[start of Material for this task]

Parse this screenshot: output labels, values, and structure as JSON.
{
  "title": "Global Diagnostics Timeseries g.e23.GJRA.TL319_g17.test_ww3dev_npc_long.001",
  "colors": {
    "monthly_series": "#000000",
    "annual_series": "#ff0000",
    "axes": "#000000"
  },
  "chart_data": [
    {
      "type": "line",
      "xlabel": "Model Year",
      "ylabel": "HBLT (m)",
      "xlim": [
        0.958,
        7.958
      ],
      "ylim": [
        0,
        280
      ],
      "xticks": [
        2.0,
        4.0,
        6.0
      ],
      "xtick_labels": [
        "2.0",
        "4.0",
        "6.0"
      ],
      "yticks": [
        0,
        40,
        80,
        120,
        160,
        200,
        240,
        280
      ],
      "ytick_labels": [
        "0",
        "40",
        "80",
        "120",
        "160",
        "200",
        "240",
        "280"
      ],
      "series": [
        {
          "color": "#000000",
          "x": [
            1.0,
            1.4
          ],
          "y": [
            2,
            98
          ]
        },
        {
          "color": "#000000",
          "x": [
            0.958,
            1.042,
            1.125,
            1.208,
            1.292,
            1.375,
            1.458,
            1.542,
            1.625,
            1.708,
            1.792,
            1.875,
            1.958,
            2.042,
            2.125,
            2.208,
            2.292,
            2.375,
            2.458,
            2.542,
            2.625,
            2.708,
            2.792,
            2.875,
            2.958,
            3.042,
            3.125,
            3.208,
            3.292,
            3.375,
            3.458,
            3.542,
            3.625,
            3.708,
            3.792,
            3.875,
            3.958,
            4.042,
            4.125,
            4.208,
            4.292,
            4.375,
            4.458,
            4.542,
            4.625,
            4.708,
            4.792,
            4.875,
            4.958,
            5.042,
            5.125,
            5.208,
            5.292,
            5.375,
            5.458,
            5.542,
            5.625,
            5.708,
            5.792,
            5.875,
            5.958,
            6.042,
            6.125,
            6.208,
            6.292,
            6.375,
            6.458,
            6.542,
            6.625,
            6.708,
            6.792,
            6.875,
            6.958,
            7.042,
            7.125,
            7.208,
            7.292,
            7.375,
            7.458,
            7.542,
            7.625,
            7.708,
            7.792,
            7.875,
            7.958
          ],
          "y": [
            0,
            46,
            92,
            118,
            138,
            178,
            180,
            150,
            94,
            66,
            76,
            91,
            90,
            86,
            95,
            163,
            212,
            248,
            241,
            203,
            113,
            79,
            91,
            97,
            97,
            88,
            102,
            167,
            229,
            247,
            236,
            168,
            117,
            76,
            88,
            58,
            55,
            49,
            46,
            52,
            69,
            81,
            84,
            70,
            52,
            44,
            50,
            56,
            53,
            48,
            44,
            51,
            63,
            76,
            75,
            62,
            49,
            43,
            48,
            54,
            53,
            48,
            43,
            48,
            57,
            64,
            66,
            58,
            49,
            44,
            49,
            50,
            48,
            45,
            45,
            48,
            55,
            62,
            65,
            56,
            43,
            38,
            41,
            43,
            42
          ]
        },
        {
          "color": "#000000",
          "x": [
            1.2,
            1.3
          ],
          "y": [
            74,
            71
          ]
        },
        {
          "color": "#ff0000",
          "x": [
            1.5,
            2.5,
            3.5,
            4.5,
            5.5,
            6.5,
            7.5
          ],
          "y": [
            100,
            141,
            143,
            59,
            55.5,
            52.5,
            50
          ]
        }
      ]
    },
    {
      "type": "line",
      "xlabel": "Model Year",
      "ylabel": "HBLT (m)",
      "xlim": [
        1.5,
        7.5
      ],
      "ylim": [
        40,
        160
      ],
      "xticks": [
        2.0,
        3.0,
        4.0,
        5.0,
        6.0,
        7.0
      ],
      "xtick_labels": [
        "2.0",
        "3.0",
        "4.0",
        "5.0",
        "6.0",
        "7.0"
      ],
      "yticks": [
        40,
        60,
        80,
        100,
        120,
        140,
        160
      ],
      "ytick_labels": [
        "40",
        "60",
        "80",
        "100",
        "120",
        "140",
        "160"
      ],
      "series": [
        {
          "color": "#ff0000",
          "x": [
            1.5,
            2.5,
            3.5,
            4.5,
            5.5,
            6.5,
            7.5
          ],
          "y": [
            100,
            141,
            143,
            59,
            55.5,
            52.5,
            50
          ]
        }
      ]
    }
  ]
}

[end of Material for this task]

→ Exercise details:
Write out the whole listing again, exactly as it stands.

→ Answer below:
Parse this screenshot: output labels, values, and structure as JSON.
{
  "title": "Global Diagnostics Timeseries g.e23.GJRA.TL319_g17.test_ww3dev_npc_long.001",
  "colors": {
    "monthly_series": "#000000",
    "annual_series": "#ff0000",
    "axes": "#000000"
  },
  "chart_data": [
    {
      "type": "line",
      "xlabel": "Model Year",
      "ylabel": "HBLT (m)",
      "xlim": [
        0.958,
        7.958
      ],
      "ylim": [
        0,
        280
      ],
      "xticks": [
        2.0,
        4.0,
        6.0
      ],
      "xtick_labels": [
        "2.0",
        "4.0",
        "6.0"
      ],
      "yticks": [
        0,
        40,
        80,
        120,
        160,
        200,
        240,
        280
      ],
      "ytick_labels": [
        "0",
        "40",
        "80",
        "120",
        "160",
        "200",
        "240",
        "280"
      ],
      "series": [
        {
          "color": "#000000",
          "x": [
            1.0,
            1.4
          ],
          "y": [
            2,
            98
          ]
        },
        {
          "color": "#000000",
          "x": [
            0.958,
            1.042,
            1.125,
            1.208,
            1.292,
            1.375,
            1.458,
            1.542,
            1.625,
            1.708,
            1.792,
            1.875,
            1.958,
            2.042,
            2.125,
            2.208,
            2.292,
            2.375,
            2.458,
            2.542,
            2.625,
            2.708,
            2.792,
            2.875,
            2.958,
            3.042,
            3.125,
            3.208,
            3.292,
            3.375,
            3.458,
            3.542,
            3.625,
            3.708,
            3.792,
            3.875,
            3.958,
            4.042,
            4.125,
            4.208,
            4.292,
            4.375,
            4.458,
            4.542,
            4.625,
            4.708,
            4.792,
            4.875,
            4.958,
            5.042,
            5.125,
            5.208,
            5.292,
            5.375,
            5.458,
            5.542,
            5.625,
            5.708,
            5.792,
            5.875,
            5.958,
            6.042,
            6.125,
            6.208,
            6.292,
            6.375,
            6.458,
            6.542,
            6.625,
            6.708,
            6.792,
            6.875,
            6.958,
            7.042,
            7.125,
            7.208,
            7.292,
            7.375,
            7.458,
            7.542,
            7.625,
            7.708,
            7.792,
            7.875,
            7.958
          ],
          "y": [
            0,
            46,
            92,
            118,
            138,
            178,
            180,
            150,
            94,
            66,
            76,
            91,
            90,
            86,
            95,
            163,
            212,
            248,
            241,
            203,
            113,
            79,
            91,
            97,
            97,
            88,
            102,
            167,
            229,
            247,
            236,
            168,
            117,
            76,
            88,
            58,
            55,
            49,
            46,
            52,
            69,
            81,
            84,
            70,
            52,
            44,
            50,
            56,
            53,
            48,
            44,
            51,
            63,
            76,
            75,
            62,
            49,
            43,
            48,
            54,
            53,
            48,
            43,
            48,
            57,
            64,
            66,
            58,
            49,
            44,
            49,
            50,
            48,
            45,
            45,
            48,
            55,
            62,
            65,
            56,
            43,
            38,
            41,
            43,
            42
          ]
        },
        {
          "color": "#000000",
          "x": [
            1.2,
            1.3
          ],
          "y": [
            74,
            71
          ]
        },
        {
          "color": "#ff0000",
          "x": [
            1.5,
            2.5,
            3.5,
            4.5,
            5.5,
            6.5,
            7.5
          ],
          "y": [
            100,
            141,
            143,
            59,
            55.5,
            52.5,
            50
          ]
        }
      ]
    },
    {
      "type": "line",
      "xlabel": "Model Year",
      "ylabel": "HBLT (m)",
      "xlim": [
        1.5,
        7.5
      ],
      "ylim": [
        40,
        160
      ],
      "xticks": [
        2.0,
        3.0,
        4.0,
        5.0,
        6.0,
        7.0
      ],
      "xtick_labels": [
        "2.0",
        "3.0",
        "4.0",
        "5.0",
        "6.0",
        "7.0"
      ],
      "yticks": [
        40,
        60,
        80,
        100,
        120,
        140,
        160
      ],
      "ytick_labels": [
        "40",
        "60",
        "80",
        "100",
        "120",
        "140",
        "160"
      ],
      "series": [
        {
          "color": "#ff0000",
          "x": [
            1.5,
            2.5,
            3.5,
            4.5,
            5.5,
            6.5,
            7.5
          ],
          "y": [
            100,
            141,
            143,
            59,
            55.5,
            52.5,
            50
          ]
        }
      ]
    }
  ]
}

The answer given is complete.